Exercise brief
Give the data below as a numbered list, leaving out any blank lines.

Extracted information
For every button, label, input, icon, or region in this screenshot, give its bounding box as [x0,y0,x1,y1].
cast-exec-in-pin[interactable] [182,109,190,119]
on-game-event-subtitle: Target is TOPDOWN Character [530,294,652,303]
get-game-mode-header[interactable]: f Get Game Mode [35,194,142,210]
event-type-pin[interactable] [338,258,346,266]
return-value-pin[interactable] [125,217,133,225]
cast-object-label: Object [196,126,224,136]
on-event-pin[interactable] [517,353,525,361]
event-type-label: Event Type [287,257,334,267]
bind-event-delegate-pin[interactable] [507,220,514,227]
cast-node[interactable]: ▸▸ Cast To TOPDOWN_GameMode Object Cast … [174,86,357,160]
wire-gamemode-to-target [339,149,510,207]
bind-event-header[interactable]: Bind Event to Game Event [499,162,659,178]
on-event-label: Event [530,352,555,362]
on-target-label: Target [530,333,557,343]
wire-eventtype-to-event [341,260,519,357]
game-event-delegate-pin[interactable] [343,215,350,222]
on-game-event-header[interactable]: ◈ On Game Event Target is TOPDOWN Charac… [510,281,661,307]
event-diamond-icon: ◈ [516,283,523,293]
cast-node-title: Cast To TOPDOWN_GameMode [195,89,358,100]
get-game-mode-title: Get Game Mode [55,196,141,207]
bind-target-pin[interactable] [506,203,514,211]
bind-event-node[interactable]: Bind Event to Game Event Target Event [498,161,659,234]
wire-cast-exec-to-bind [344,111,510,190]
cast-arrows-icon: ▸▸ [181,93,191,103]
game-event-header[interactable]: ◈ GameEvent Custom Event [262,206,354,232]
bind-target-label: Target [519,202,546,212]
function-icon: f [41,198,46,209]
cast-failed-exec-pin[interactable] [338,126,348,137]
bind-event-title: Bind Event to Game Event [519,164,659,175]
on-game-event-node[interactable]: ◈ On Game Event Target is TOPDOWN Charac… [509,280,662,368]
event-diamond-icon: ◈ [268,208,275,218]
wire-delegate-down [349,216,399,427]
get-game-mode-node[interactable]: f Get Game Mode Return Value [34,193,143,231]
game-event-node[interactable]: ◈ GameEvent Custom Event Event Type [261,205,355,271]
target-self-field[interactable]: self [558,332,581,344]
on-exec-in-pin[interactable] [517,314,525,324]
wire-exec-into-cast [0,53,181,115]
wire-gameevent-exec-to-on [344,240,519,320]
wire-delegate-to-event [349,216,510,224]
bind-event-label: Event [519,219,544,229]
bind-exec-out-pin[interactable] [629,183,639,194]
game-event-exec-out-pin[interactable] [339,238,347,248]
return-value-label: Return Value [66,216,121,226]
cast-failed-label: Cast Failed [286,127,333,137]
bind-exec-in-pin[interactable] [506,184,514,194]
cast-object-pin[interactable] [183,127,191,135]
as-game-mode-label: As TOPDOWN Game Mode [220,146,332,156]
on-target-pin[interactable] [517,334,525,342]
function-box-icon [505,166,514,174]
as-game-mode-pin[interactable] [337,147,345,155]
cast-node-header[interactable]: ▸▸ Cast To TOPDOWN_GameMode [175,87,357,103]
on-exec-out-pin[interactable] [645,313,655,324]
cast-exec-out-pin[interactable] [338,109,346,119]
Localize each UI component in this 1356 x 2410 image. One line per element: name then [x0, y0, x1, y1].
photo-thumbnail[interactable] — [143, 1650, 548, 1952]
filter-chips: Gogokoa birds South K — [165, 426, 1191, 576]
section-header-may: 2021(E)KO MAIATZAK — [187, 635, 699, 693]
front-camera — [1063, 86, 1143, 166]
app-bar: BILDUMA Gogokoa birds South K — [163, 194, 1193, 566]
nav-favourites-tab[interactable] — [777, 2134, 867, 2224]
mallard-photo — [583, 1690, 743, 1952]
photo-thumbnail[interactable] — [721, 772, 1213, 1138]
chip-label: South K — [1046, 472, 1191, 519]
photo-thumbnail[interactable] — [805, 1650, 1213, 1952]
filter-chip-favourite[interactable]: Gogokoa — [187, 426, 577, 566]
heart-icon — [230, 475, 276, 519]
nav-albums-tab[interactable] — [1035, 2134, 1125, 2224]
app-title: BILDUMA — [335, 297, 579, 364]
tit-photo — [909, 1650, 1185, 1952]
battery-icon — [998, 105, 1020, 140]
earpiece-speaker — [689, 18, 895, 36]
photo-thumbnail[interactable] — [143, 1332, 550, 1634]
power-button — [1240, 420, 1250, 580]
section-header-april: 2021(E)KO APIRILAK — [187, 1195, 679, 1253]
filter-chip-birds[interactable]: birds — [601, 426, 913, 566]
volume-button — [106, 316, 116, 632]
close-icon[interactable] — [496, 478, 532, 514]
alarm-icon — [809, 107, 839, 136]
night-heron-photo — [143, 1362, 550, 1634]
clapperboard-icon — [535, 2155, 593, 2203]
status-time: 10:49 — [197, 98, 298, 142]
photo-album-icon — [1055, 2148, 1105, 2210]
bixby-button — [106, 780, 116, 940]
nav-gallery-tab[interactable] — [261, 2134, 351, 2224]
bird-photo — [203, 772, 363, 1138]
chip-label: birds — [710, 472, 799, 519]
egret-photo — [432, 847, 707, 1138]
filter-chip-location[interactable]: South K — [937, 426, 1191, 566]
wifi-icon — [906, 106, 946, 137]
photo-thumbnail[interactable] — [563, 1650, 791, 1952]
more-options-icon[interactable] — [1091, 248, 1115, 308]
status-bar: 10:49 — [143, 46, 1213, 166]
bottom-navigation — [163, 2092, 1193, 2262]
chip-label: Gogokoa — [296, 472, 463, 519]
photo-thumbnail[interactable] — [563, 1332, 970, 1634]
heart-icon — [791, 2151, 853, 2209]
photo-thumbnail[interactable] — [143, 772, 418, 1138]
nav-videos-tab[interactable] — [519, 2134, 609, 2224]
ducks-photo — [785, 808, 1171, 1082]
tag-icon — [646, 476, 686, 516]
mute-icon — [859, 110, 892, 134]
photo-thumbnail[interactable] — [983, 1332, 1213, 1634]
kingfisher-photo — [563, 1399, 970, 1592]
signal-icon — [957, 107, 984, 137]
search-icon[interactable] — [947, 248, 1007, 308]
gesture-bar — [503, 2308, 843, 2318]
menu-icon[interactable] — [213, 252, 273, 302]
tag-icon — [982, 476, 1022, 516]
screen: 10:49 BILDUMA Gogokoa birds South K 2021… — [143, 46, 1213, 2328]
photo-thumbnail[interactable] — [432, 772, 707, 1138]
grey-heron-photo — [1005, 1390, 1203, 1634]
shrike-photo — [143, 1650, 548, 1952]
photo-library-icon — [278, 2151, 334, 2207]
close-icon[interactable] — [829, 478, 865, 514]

Exercise solution
1. For every button, label, input, icon, or region in this screenshot, give its bounding box as [x0,y0,x1,y1].
2. cast-exec-in-pin[interactable] [182,109,190,119]
3. on-game-event-subtitle: Target is TOPDOWN Character [530,294,652,303]
4. get-game-mode-header[interactable]: f Get Game Mode [35,194,142,210]
5. event-type-pin[interactable] [338,258,346,266]
6. return-value-pin[interactable] [125,217,133,225]
7. cast-object-label: Object [196,126,224,136]
8. on-event-pin[interactable] [517,353,525,361]
9. event-type-label: Event Type [287,257,334,267]
10. bind-event-delegate-pin[interactable] [507,220,514,227]
11. cast-node[interactable]: ▸▸ Cast To TOPDOWN_GameMode Object Cast … [174,86,357,160]
12. wire-gamemode-to-target [339,149,510,207]
13. bind-event-header[interactable]: Bind Event to Game Event [499,162,659,178]
14. on-event-label: Event [530,352,555,362]
15. on-target-label: Target [530,333,557,343]
16. wire-eventtype-to-event [341,260,519,357]
17. game-event-delegate-pin[interactable] [343,215,350,222]
18. on-game-event-header[interactable]: ◈ On Game Event Target is TOPDOWN Charac… [510,281,661,307]
19. event-diamond-icon: ◈ [516,283,523,293]
20. cast-node-title: Cast To TOPDOWN_GameMode [195,89,358,100]
21. get-game-mode-title: Get Game Mode [55,196,141,207]
22. bind-target-pin[interactable] [506,203,514,211]
23. bind-event-node[interactable]: Bind Event to Game Event Target Event [498,161,659,234]
24. wire-cast-exec-to-bind [344,111,510,190]
25. cast-arrows-icon: ▸▸ [181,93,191,103]
26. game-event-header[interactable]: ◈ GameEvent Custom Event [262,206,354,232]
27. bind-target-label: Target [519,202,546,212]
28. function-icon: f [41,198,46,209]
29. cast-failed-exec-pin[interactable] [338,126,348,137]
30. bind-event-title: Bind Event to Game Event [519,164,659,175]
31. on-game-event-node[interactable]: ◈ On Game Event Target is TOPDOWN Charac… [509,280,662,368]
32. event-diamond-icon: ◈ [268,208,275,218]
33. wire-delegate-down [349,216,399,427]
34. get-game-mode-node[interactable]: f Get Game Mode Return Value [34,193,143,231]
35. game-event-node[interactable]: ◈ GameEvent Custom Event Event Type [261,205,355,271]
36. target-self-field[interactable]: self [558,332,581,344]
37. on-exec-in-pin[interactable] [517,314,525,324]
38. wire-exec-into-cast [0,53,181,115]
39. wire-gameevent-exec-to-on [344,240,519,320]
40. wire-delegate-to-event [349,216,510,224]
41. bind-event-label: Event [519,219,544,229]
42. bind-exec-out-pin[interactable] [629,183,639,194]
43. game-event-exec-out-pin[interactable] [339,238,347,248]
44. return-value-label: Return Value [66,216,121,226]
45. cast-failed-label: Cast Failed [286,127,333,137]
46. bind-exec-in-pin[interactable] [506,184,514,194]
47. cast-object-pin[interactable] [183,127,191,135]
48. as-game-mode-label: As TOPDOWN Game Mode [220,146,332,156]
49. on-target-pin[interactable] [517,334,525,342]
50. function-box-icon [505,166,514,174]
51. as-game-mode-pin[interactable] [337,147,345,155]
52. cast-node-header[interactable]: ▸▸ Cast To TOPDOWN_GameMode [175,87,357,103]
53. on-exec-out-pin[interactable] [645,313,655,324]
54. cast-exec-out-pin[interactable] [338,109,346,119]
55. Localize each UI component in this 1356 x 2410 image. One line per element: name then [x0, y0, x1, y1].
56. photo-thumbnail[interactable] — [143, 1650, 548, 1952]
57. filter-chips: Gogokoa birds South K — [165, 426, 1191, 576]
58. section-header-may: 2021(E)KO MAIATZAK — [187, 635, 699, 693]
59. front-camera — [1063, 86, 1143, 166]
60. app-bar: BILDUMA Gogokoa birds South K — [163, 194, 1193, 566]
61. nav-favourites-tab[interactable] — [777, 2134, 867, 2224]
62. mallard-photo — [583, 1690, 743, 1952]
63. photo-thumbnail[interactable] — [721, 772, 1213, 1138]
64. chip-label: South K — [1046, 472, 1191, 519]
65. photo-thumbnail[interactable] — [805, 1650, 1213, 1952]
66. filter-chip-favourite[interactable]: Gogokoa — [187, 426, 577, 566]
67. heart-icon — [230, 475, 276, 519]
68. nav-albums-tab[interactable] — [1035, 2134, 1125, 2224]
69. app-title: BILDUMA — [335, 297, 579, 364]
70. tit-photo — [909, 1650, 1185, 1952]
71. battery-icon — [998, 105, 1020, 140]
72. earpiece-speaker — [689, 18, 895, 36]
73. photo-thumbnail[interactable] — [143, 1332, 550, 1634]
74. power-button — [1240, 420, 1250, 580]
75. section-header-april: 2021(E)KO APIRILAK — [187, 1195, 679, 1253]
76. filter-chip-birds[interactable]: birds — [601, 426, 913, 566]
77. volume-button — [106, 316, 116, 632]
78. close-icon[interactable] — [496, 478, 532, 514]
79. alarm-icon — [809, 107, 839, 136]
80. night-heron-photo — [143, 1362, 550, 1634]
81. clapperboard-icon — [535, 2155, 593, 2203]
82. status-time: 10:49 — [197, 98, 298, 142]
83. photo-album-icon — [1055, 2148, 1105, 2210]
84. bixby-button — [106, 780, 116, 940]
85. nav-gallery-tab[interactable] — [261, 2134, 351, 2224]
86. bird-photo — [203, 772, 363, 1138]
87. chip-label: birds — [710, 472, 799, 519]
88. egret-photo — [432, 847, 707, 1138]
89. filter-chip-location[interactable]: South K — [937, 426, 1191, 566]
90. wifi-icon — [906, 106, 946, 137]
91. photo-thumbnail[interactable] — [563, 1650, 791, 1952]
92. more-options-icon[interactable] — [1091, 248, 1115, 308]
93. status-bar: 10:49 — [143, 46, 1213, 166]
94. bottom-navigation — [163, 2092, 1193, 2262]
95. chip-label: Gogokoa — [296, 472, 463, 519]
96. photo-thumbnail[interactable] — [563, 1332, 970, 1634]
97. heart-icon — [791, 2151, 853, 2209]
98. photo-thumbnail[interactable] — [143, 772, 418, 1138]
99. nav-videos-tab[interactable] — [519, 2134, 609, 2224]
100. ducks-photo — [785, 808, 1171, 1082]
101. tag-icon — [646, 476, 686, 516]
102. mute-icon — [859, 110, 892, 134]
103. photo-thumbnail[interactable] — [983, 1332, 1213, 1634]
104. kingfisher-photo — [563, 1399, 970, 1592]
105. signal-icon — [957, 107, 984, 137]
106. search-icon[interactable] — [947, 248, 1007, 308]
107. gesture-bar — [503, 2308, 843, 2318]
108. menu-icon[interactable] — [213, 252, 273, 302]
109. tag-icon — [982, 476, 1022, 516]
110. screen: 10:49 BILDUMA Gogokoa birds South K 2021… — [143, 46, 1213, 2328]
111. photo-thumbnail[interactable] — [432, 772, 707, 1138]
112. grey-heron-photo — [1005, 1390, 1203, 1634]
113. shrike-photo — [143, 1650, 548, 1952]
114. photo-library-icon — [278, 2151, 334, 2207]
115. close-icon[interactable] — [829, 478, 865, 514]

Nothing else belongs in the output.